• **What you are asked to do**:
Arrange the entries as a numbered list, from the start of the entries through the line containing "itemize the app", inclusive, leaving out blank lines and pictures.

[Element and region data]
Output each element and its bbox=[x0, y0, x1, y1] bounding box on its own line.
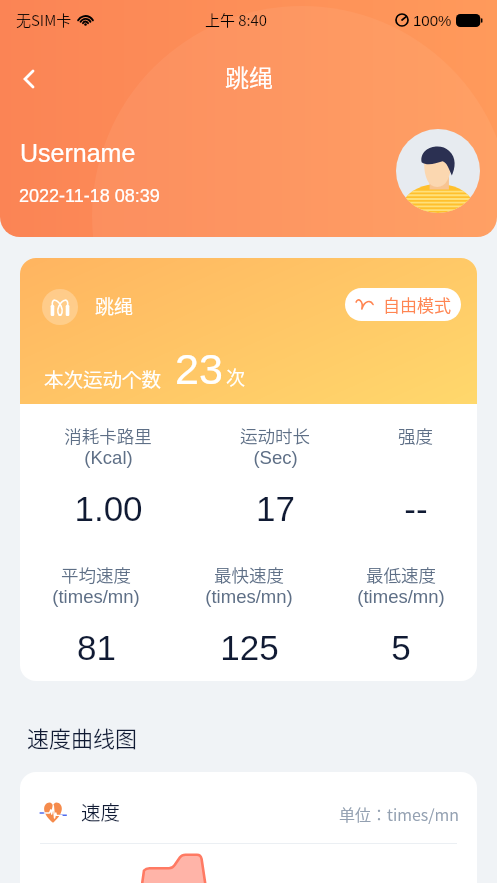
staticText: 1.00 bbox=[74, 489, 143, 528]
staticText: 最低速度 bbox=[366, 562, 436, 587]
staticText: 跳绳 bbox=[95, 292, 134, 320]
staticText: 消耗卡路里 bbox=[64, 423, 152, 448]
staticText: (times/mn) bbox=[357, 586, 445, 607]
staticText: 5 bbox=[391, 628, 411, 667]
staticText: 17 bbox=[256, 489, 295, 528]
staticText: 本次运动个数 bbox=[44, 364, 162, 392]
staticText: 上午 8:40 bbox=[205, 9, 268, 31]
staticText: (times/mn) bbox=[52, 586, 140, 607]
staticText: 自由模式 bbox=[383, 292, 451, 317]
staticText: 速度曲线图 bbox=[27, 721, 138, 753]
staticText: (Sec) bbox=[253, 447, 298, 468]
staticText: 无SIM卡 bbox=[16, 9, 72, 31]
staticText: 速度 bbox=[81, 797, 121, 825]
staticText: (times/mn) bbox=[205, 586, 293, 607]
staticText: 23 bbox=[175, 345, 223, 393]
staticText: 最快速度 bbox=[214, 562, 284, 587]
staticText: 运动时长 bbox=[240, 423, 310, 448]
staticText: 81 bbox=[77, 628, 116, 667]
staticText: -- bbox=[404, 489, 428, 528]
staticText: 单位：times/mn bbox=[339, 802, 459, 825]
staticText: 平均速度 bbox=[61, 562, 131, 587]
staticText: 跳绳 bbox=[225, 59, 273, 94]
staticText: 2022-11-18 08:39 bbox=[19, 186, 160, 206]
staticText: (Kcal) bbox=[84, 447, 133, 468]
staticText: 100% bbox=[413, 12, 452, 29]
button[interactable]: 自由模式 bbox=[345, 288, 461, 321]
staticText: 125 bbox=[220, 628, 279, 667]
button[interactable]: Back bbox=[7, 57, 51, 101]
staticText: Username bbox=[20, 139, 136, 167]
staticText: 次 bbox=[226, 363, 248, 391]
staticText: 强度 bbox=[398, 423, 433, 448]
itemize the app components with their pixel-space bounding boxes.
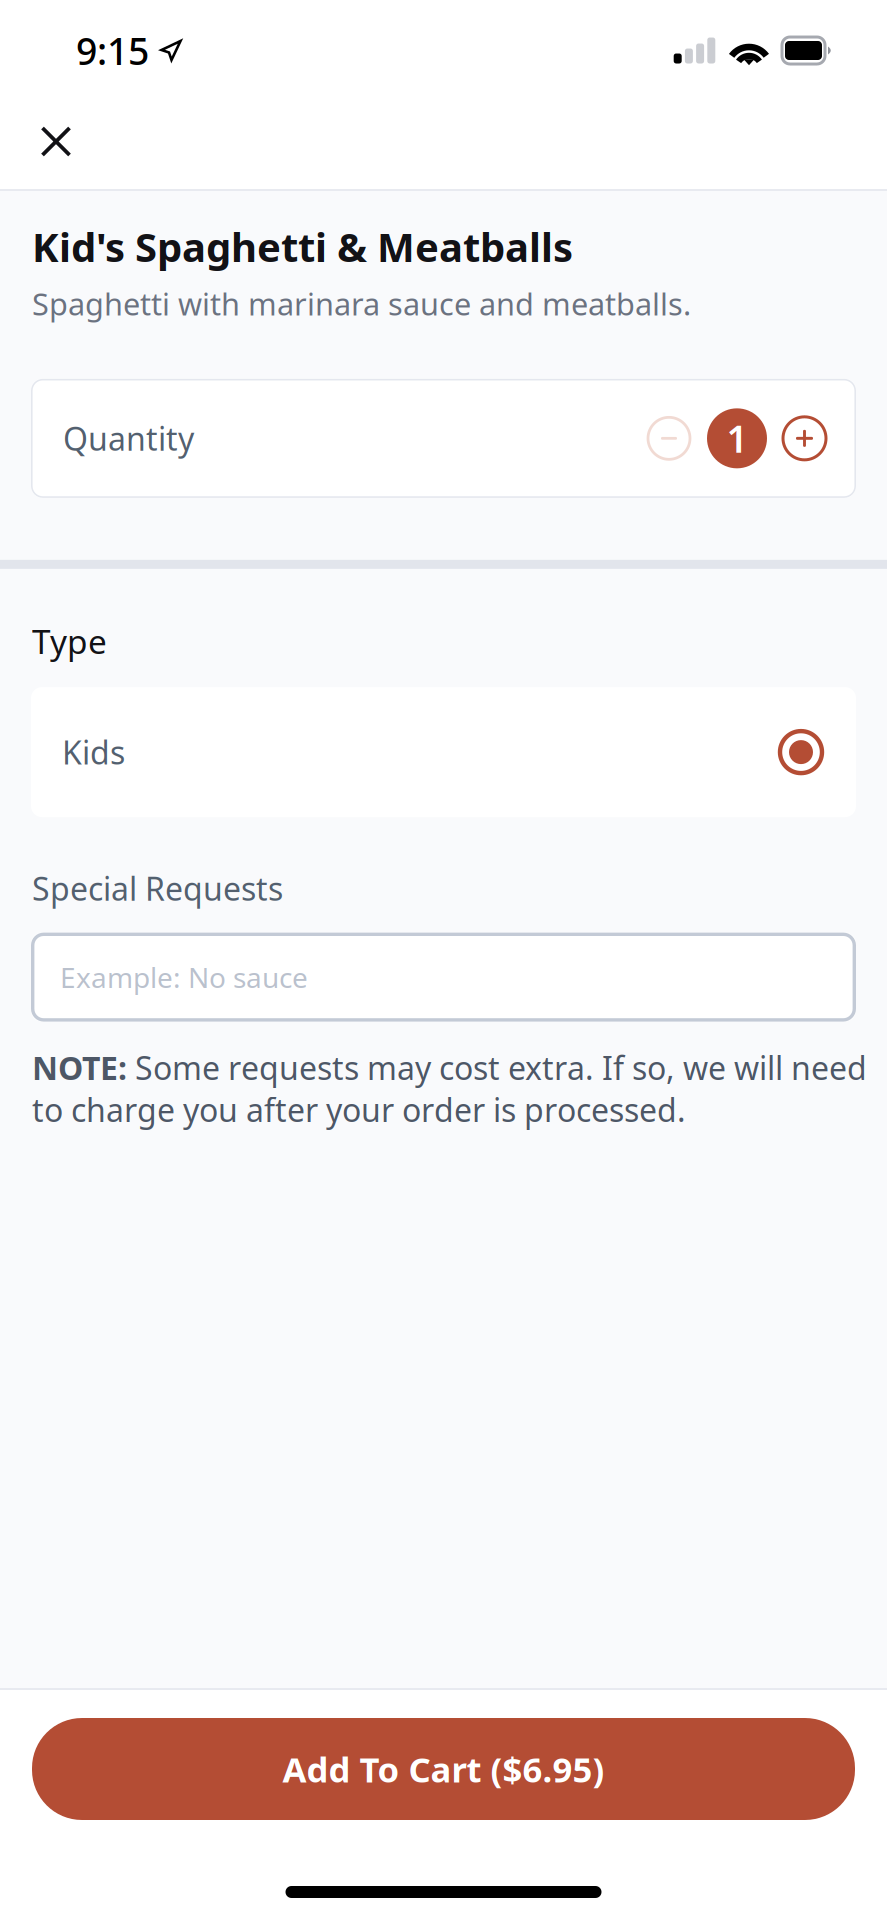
staticText: Kid's Spaghetti & Meatballs: [32, 220, 573, 273]
button[interactable]: Special requests text field: [31, 933, 856, 1022]
staticText: Kids: [62, 731, 125, 773]
staticText: Type: [32, 619, 107, 663]
button[interactable]: Increase quantity: [783, 417, 826, 460]
button[interactable]: Add To Cart ($6.95): [32, 1718, 855, 1820]
staticText: 1: [726, 414, 748, 463]
staticText: 9:15: [76, 26, 149, 75]
staticText: Quantity: [63, 417, 194, 460]
button[interactable]: Quantity 1: [707, 408, 767, 468]
staticText: Example: No sauce: [60, 958, 308, 996]
button[interactable]: Kids: [31, 687, 856, 817]
button[interactable]: Close: [18, 92, 94, 191]
staticText: to charge you after your order is proces…: [32, 1088, 686, 1131]
staticText: Special Requests: [32, 867, 283, 910]
button[interactable]: Decrease quantity: [648, 417, 690, 459]
staticText: NOTE:: [32, 1046, 127, 1089]
staticText: Spaghetti with marinara sauce and meatba…: [32, 283, 691, 324]
staticText: Add To Cart ($6.95): [282, 1746, 604, 1792]
staticText: Some requests may cost extra. If so, we …: [127, 1046, 867, 1089]
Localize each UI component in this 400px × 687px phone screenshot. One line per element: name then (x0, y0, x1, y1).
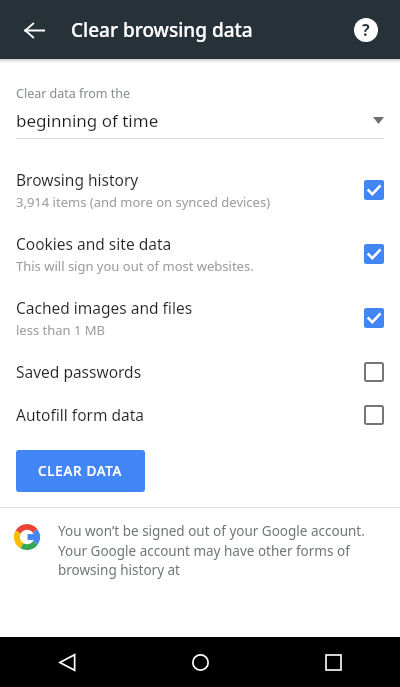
button[interactable]: Cached images and files (0, 286, 400, 350)
staticText: Cached images and files (16, 297, 193, 318)
staticText: less than 1 MB (16, 321, 106, 339)
staticText: This will sign you out of most websites. (16, 257, 254, 275)
button[interactable]: Recents (305, 637, 361, 687)
button[interactable]: Back (14, 10, 54, 50)
staticText: Cookies and site data (16, 233, 172, 254)
button[interactable]: Cookies and site data (0, 222, 400, 286)
staticText: Clear data from the (16, 85, 131, 102)
button[interactable]: Back (39, 637, 95, 687)
button[interactable]: You won’t be signed out of your Google a… (0, 522, 400, 579)
staticText: Browsing history (16, 169, 139, 190)
button[interactable]: CLEAR DATA (16, 450, 145, 492)
staticText: ? (362, 19, 370, 41)
staticText: Clear browsing data (71, 17, 346, 43)
button[interactable]: Help (346, 10, 386, 50)
button[interactable]: Browsing history (0, 158, 400, 222)
staticText: beginning of time (16, 109, 373, 132)
button[interactable]: Autofill form data (0, 393, 400, 436)
button[interactable]: Saved passwords (0, 350, 400, 393)
staticText: You won’t be signed out of your Google a… (58, 522, 384, 579)
staticText: Autofill form data (16, 404, 144, 425)
staticText: Saved passwords (16, 361, 142, 382)
button[interactable]: Clear data from the (0, 85, 400, 139)
button[interactable]: Home (172, 637, 228, 687)
staticText: CLEAR DATA (38, 462, 123, 480)
staticText: 3,914 items (and more on synced devices) (16, 193, 271, 211)
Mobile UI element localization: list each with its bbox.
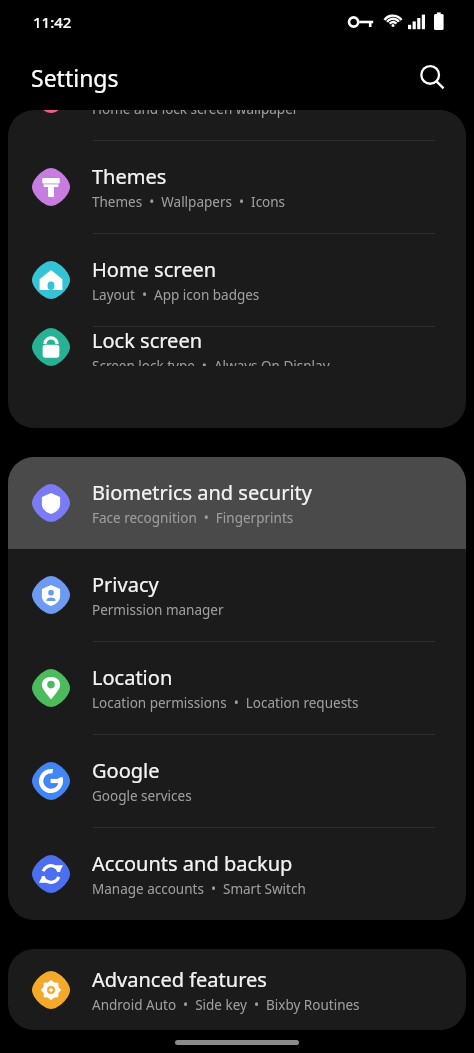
staticText: Google services [92, 787, 192, 805]
staticText: Google [92, 757, 160, 784]
button[interactable]: Location [8, 642, 466, 734]
staticText: Location permissions • Location requests [92, 694, 359, 712]
staticText: Themes • Wallpapers • Icons [92, 193, 286, 211]
staticText: Screen lock type • Always On Display [92, 357, 330, 366]
staticText: Lock screen [92, 327, 203, 354]
staticText: Layout • App icon badges [92, 286, 260, 304]
staticText: Permission manager [92, 601, 224, 619]
staticText: Home screen [92, 256, 217, 283]
button[interactable]: Accounts and backup [8, 828, 466, 920]
staticText: Accounts and backup [92, 850, 293, 877]
button[interactable]: Privacy [8, 549, 466, 641]
staticText: Home and lock screen wallpaper [92, 110, 299, 118]
button[interactable]: Search [410, 55, 454, 99]
button[interactable]: Wallpaper [8, 110, 466, 140]
staticText: 11:42 [33, 12, 72, 32]
staticText: Face recognition • Fingerprints [92, 509, 294, 527]
button[interactable]: Google [8, 735, 466, 827]
button[interactable]: Advanced features [8, 949, 466, 1030]
staticText: Privacy [92, 571, 159, 598]
staticText: Advanced features [92, 966, 267, 993]
staticText: Biometrics and security [92, 479, 312, 506]
button[interactable]: Biometrics and security [8, 457, 466, 549]
button[interactable]: Themes [8, 141, 466, 233]
staticText: Location [92, 664, 173, 691]
staticText: Settings [31, 62, 119, 93]
button[interactable]: Home screen [8, 234, 466, 326]
staticText: Manage accounts • Smart Switch [92, 880, 306, 898]
staticText: Android Auto • Side key • Bixby Routines [92, 996, 360, 1014]
staticText: Themes [92, 163, 167, 190]
button[interactable]: Lock screen [8, 327, 466, 366]
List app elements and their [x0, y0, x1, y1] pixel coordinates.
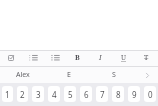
staticText: 5 [68, 89, 73, 100]
staticText: 4 [52, 89, 57, 100]
button[interactable]: Numbered list [44, 51, 66, 66]
staticText: I [99, 53, 102, 63]
staticText: 2 [20, 89, 25, 100]
staticText: Alex [16, 70, 30, 80]
button[interactable]: Alex [0, 67, 46, 83]
staticText: 8 [116, 89, 121, 100]
staticText: 9 [132, 89, 137, 100]
button[interactable]: 3 [32, 86, 44, 102]
button[interactable]: 1 [2, 86, 13, 102]
button[interactable]: 7 [96, 86, 108, 102]
button[interactable]: E [46, 67, 91, 83]
button[interactable]: Checklist [0, 51, 22, 66]
button[interactable]: 8 [112, 86, 124, 102]
button[interactable]: 0 [144, 86, 156, 102]
button[interactable]: Bulleted list [22, 51, 44, 66]
button[interactable]: Strikethrough [135, 51, 158, 66]
button[interactable]: 5 [64, 86, 76, 102]
staticText: T [144, 53, 149, 63]
staticText: 7 [100, 89, 105, 100]
button[interactable]: Underline [112, 51, 135, 66]
button[interactable]: 9 [128, 86, 140, 102]
button[interactable]: Bold [66, 51, 89, 66]
staticText: U [121, 53, 127, 63]
button[interactable]: S [91, 67, 136, 83]
button[interactable]: 2 [17, 86, 28, 102]
staticText: S [112, 70, 116, 80]
staticText: B [75, 53, 80, 63]
button[interactable]: Italic [89, 51, 112, 66]
staticText: 6 [84, 89, 89, 100]
button[interactable]: 4 [48, 86, 60, 102]
staticText: 0 [148, 89, 153, 100]
staticText: 1 [5, 89, 10, 100]
button[interactable]: More suggestions [136, 67, 158, 83]
button[interactable]: 6 [80, 86, 92, 102]
staticText: E [67, 70, 71, 80]
staticText: 3 [36, 89, 41, 100]
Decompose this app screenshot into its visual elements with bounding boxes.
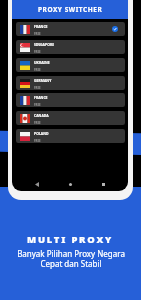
staticText: FREE bbox=[34, 50, 41, 54]
button[interactable]: Recents bbox=[99, 180, 107, 188]
staticText: FRANCE bbox=[34, 95, 48, 100]
staticText: FREE bbox=[34, 121, 41, 125]
button[interactable]: CANADA bbox=[16, 111, 125, 125]
staticText: Banyak Pilihan Proxy Negara Cepat dan St… bbox=[17, 248, 125, 269]
button[interactable]: GERMANY bbox=[16, 76, 125, 90]
staticText: FREE bbox=[34, 68, 41, 72]
button[interactable]: FRANCE bbox=[16, 93, 125, 107]
staticText: POLAND bbox=[34, 131, 49, 136]
staticText: FREE bbox=[34, 86, 41, 90]
staticText: MULTI PROXY bbox=[27, 233, 114, 246]
staticText: CANADA bbox=[34, 113, 49, 118]
button[interactable]: SINGAPORE bbox=[16, 40, 125, 54]
button[interactable]: PROXY SWITCHER bbox=[12, 0, 128, 19]
button[interactable]: Back bbox=[33, 180, 41, 188]
button[interactable]: Home bbox=[66, 180, 74, 188]
staticText: FREE bbox=[34, 32, 41, 36]
staticText: PROXY SWITCHER bbox=[38, 5, 103, 14]
button[interactable]: FRANCE bbox=[16, 22, 125, 36]
staticText: FRANCE bbox=[34, 24, 48, 29]
staticText: FREE bbox=[34, 139, 41, 143]
staticText: UKRAINE bbox=[34, 60, 50, 65]
staticText: GERMANY bbox=[34, 78, 52, 83]
staticText: SINGAPORE bbox=[34, 42, 55, 47]
button[interactable]: POLAND bbox=[16, 129, 125, 143]
button[interactable]: UKRAINE bbox=[16, 58, 125, 72]
staticText: FREE bbox=[34, 103, 41, 107]
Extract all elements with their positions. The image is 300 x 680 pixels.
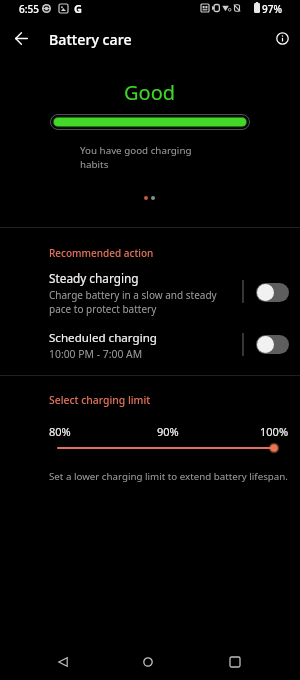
staticText: 10:00 PM - 7:00 AM (49, 347, 143, 361)
staticText: G (74, 1, 82, 16)
staticText: 90% (157, 424, 179, 439)
staticText: 6:55 (19, 2, 39, 16)
staticText: You have good charging habits (80, 144, 192, 170)
staticText: Set a lower charging limit to extend bat… (49, 470, 288, 483)
button[interactable]: Steady charging (0, 269, 300, 317)
button[interactable]: Back (45, 646, 81, 678)
staticText: Good (124, 79, 176, 106)
staticText: Recommended action (49, 246, 154, 260)
button[interactable]: Scheduled charging (0, 329, 300, 363)
button[interactable]: Charging limit slider (50, 440, 286, 456)
staticText: 97% (262, 2, 282, 16)
staticText: 100% (260, 424, 289, 439)
staticText: Steady charging (49, 270, 139, 286)
staticText: Select charging limit (49, 393, 151, 407)
staticText: Battery care (49, 30, 132, 49)
staticText: 80% (49, 424, 71, 439)
button[interactable]: Information (265, 21, 299, 55)
staticText: Charge battery in a slow and steady pace… (49, 288, 217, 316)
button[interactable]: Back (4, 21, 38, 55)
button[interactable]: Recent apps (217, 646, 253, 678)
button[interactable]: Home (130, 646, 166, 678)
staticText: Scheduled charging (49, 330, 157, 346)
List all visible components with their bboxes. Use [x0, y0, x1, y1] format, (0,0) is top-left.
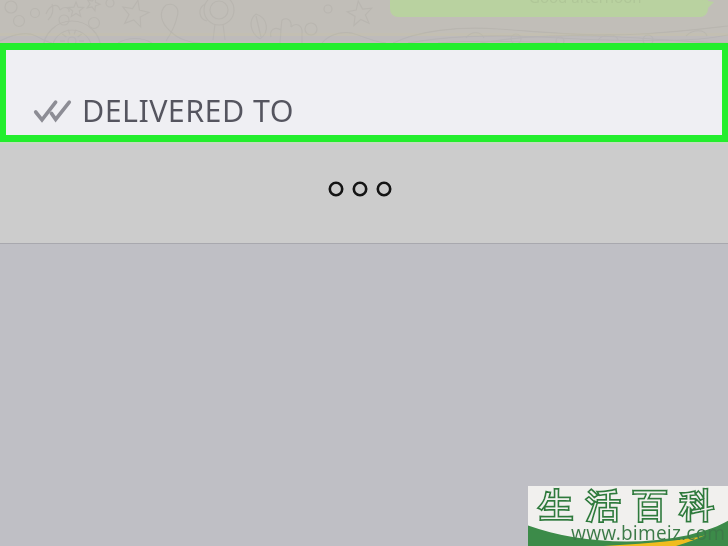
staticText: 生活百科 [532, 485, 720, 528]
button[interactable]: DELIVERED TO [6, 50, 722, 135]
button[interactable]: Loading [326, 179, 394, 199]
staticText: DELIVERED TO [82, 89, 294, 131]
staticText: Good afternoon [529, 0, 642, 7]
staticText: www.bimeiz.com [571, 520, 726, 546]
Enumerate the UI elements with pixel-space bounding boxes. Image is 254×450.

• **Output**:
1. Output each element and its bbox=[x0, y0, x1, y1] bounding box on its own line.
2. staticText: 1.00 bbox=[74, 489, 143, 528]
3. staticText: 最低速度 bbox=[366, 562, 436, 587]
4. staticText: 跳绳 bbox=[95, 292, 134, 320]
5. staticText: 消耗卡路里 bbox=[64, 423, 152, 448]
6. staticText: (times/mn) bbox=[357, 586, 445, 607]
7. staticText: 5 bbox=[391, 628, 411, 667]
8. staticText: 17 bbox=[256, 489, 295, 528]
9. staticText: 本次运动个数 bbox=[44, 364, 162, 392]
10. staticText: 上午 8:40 bbox=[205, 9, 268, 31]
11. staticText: (times/mn) bbox=[52, 586, 140, 607]
12. staticText: 自由模式 bbox=[383, 292, 451, 317]
13. staticText: 速度曲线图 bbox=[27, 721, 138, 753]
14. staticText: (Sec) bbox=[253, 447, 298, 468]
15. staticText: 无SIM卡 bbox=[16, 9, 72, 31]
16. staticText: 速度 bbox=[81, 797, 121, 825]
17. staticText: (times/mn) bbox=[205, 586, 293, 607]
18. staticText: 23 bbox=[175, 345, 223, 393]
19. staticText: 最快速度 bbox=[214, 562, 284, 587]
20. staticText: 运动时长 bbox=[240, 423, 310, 448]
21. staticText: 81 bbox=[77, 628, 116, 667]
22. staticText: -- bbox=[404, 489, 428, 528]
23. staticText: 单位：times/mn bbox=[339, 802, 459, 825]
24. staticText: 平均速度 bbox=[61, 562, 131, 587]
25. staticText: 跳绳 bbox=[225, 59, 273, 94]
26. staticText: 2022-11-18 08:39 bbox=[19, 186, 160, 206]
27. staticText: (Kcal) bbox=[84, 447, 133, 468]
28. staticText: 100% bbox=[413, 12, 452, 29]
29. button[interactable]: 自由模式 bbox=[345, 288, 461, 321]
30. staticText: 125 bbox=[220, 628, 279, 667]
31. button[interactable]: Back bbox=[7, 57, 51, 101]
32. staticText: Username bbox=[20, 139, 136, 167]
33. staticText: 次 bbox=[226, 363, 248, 391]
34. staticText: 强度 bbox=[398, 423, 433, 448]
35. itemize the app components with their pixel-space bounding boxes.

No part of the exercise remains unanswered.